Your task: In the records that follow, locate every line with "TPRE" and extract it.

○ ○ ○ ○ ○ ○ ○

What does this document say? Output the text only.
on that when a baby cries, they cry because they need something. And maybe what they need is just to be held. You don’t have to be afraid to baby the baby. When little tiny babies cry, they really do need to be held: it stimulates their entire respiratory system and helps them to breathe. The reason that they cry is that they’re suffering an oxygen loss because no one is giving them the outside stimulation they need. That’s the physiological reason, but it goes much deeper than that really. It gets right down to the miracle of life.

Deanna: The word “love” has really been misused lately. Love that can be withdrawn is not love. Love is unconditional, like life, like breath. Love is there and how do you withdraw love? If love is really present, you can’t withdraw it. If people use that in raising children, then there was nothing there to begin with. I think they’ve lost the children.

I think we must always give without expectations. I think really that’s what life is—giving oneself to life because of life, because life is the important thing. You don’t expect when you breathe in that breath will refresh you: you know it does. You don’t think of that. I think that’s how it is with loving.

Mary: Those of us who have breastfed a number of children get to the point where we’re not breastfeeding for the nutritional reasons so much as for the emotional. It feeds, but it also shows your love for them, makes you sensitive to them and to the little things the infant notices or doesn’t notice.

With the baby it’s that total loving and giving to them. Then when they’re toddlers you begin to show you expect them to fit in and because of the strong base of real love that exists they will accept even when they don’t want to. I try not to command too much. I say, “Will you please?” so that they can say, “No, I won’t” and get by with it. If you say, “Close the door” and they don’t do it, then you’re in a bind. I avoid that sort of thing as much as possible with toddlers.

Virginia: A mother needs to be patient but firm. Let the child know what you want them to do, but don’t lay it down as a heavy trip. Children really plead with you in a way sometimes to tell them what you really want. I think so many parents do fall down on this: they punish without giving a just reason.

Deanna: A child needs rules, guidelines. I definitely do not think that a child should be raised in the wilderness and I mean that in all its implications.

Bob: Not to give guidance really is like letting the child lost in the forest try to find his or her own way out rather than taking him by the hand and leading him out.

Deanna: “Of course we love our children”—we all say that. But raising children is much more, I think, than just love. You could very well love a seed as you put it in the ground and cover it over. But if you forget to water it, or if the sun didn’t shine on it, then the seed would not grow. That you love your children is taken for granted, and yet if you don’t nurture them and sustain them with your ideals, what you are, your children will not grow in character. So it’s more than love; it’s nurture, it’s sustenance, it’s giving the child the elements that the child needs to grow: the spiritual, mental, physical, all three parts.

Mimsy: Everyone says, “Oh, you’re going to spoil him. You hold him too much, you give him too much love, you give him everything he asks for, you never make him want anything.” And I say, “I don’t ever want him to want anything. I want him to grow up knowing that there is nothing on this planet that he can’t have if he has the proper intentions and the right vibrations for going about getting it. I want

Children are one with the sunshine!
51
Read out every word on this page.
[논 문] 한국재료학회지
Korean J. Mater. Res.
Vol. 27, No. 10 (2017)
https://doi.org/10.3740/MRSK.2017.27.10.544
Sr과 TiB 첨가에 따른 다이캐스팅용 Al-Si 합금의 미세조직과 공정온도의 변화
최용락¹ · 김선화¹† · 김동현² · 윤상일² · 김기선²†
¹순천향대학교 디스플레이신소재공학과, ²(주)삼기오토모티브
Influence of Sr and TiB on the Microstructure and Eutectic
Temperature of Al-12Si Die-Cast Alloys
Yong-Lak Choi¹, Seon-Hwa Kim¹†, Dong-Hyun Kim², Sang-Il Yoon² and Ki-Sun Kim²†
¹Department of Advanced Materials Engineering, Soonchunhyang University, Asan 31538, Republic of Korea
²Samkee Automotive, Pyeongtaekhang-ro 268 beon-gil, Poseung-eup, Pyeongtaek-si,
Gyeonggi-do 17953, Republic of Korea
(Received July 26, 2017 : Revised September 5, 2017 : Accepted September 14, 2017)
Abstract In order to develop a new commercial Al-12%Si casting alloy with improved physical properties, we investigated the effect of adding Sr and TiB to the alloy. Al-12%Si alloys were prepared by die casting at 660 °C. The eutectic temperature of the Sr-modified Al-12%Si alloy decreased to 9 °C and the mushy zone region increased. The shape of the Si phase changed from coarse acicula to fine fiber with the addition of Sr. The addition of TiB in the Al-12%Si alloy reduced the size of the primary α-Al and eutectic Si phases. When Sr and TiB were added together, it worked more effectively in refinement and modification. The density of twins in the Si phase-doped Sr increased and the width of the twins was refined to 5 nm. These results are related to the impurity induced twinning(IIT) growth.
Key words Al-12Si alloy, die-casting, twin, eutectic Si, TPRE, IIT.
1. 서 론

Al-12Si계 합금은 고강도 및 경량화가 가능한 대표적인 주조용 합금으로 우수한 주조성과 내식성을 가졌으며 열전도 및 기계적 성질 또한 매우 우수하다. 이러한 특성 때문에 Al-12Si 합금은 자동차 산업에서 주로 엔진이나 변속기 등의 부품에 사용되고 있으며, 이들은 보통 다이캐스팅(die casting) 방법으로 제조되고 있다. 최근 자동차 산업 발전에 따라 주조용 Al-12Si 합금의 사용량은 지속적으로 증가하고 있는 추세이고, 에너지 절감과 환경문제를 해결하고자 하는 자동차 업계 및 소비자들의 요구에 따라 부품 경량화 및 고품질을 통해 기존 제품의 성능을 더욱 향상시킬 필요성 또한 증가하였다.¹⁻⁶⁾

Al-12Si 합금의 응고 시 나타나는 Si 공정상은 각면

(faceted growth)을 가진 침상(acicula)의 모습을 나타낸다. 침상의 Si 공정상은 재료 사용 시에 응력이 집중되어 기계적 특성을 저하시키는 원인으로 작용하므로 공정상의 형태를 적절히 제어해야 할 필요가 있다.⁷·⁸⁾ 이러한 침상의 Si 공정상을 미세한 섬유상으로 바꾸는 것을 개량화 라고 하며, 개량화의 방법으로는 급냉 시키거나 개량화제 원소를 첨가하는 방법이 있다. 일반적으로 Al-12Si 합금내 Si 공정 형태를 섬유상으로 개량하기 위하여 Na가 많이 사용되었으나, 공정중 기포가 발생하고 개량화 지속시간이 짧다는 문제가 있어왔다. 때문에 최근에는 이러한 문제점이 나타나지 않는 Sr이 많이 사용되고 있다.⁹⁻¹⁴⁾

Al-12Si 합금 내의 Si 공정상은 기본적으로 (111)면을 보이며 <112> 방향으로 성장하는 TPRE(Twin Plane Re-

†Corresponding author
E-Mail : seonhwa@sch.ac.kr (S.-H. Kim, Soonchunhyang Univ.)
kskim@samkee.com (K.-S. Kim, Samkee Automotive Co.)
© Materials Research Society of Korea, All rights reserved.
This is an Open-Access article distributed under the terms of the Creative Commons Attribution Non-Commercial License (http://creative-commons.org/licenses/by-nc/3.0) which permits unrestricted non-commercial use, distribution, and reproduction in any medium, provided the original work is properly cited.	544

○ ○ ○ ○ ○ ○ ○

Task solution:
Key words Al-12Si alloy, die-casting, twin, eutectic Si, TPRE, IIT.
Al-12Si 합금 내의 Si 공정상은 기본적으로 (111)면을 보이며 <112> 방향으로 성장하는 TPRE(Twin Plane Re-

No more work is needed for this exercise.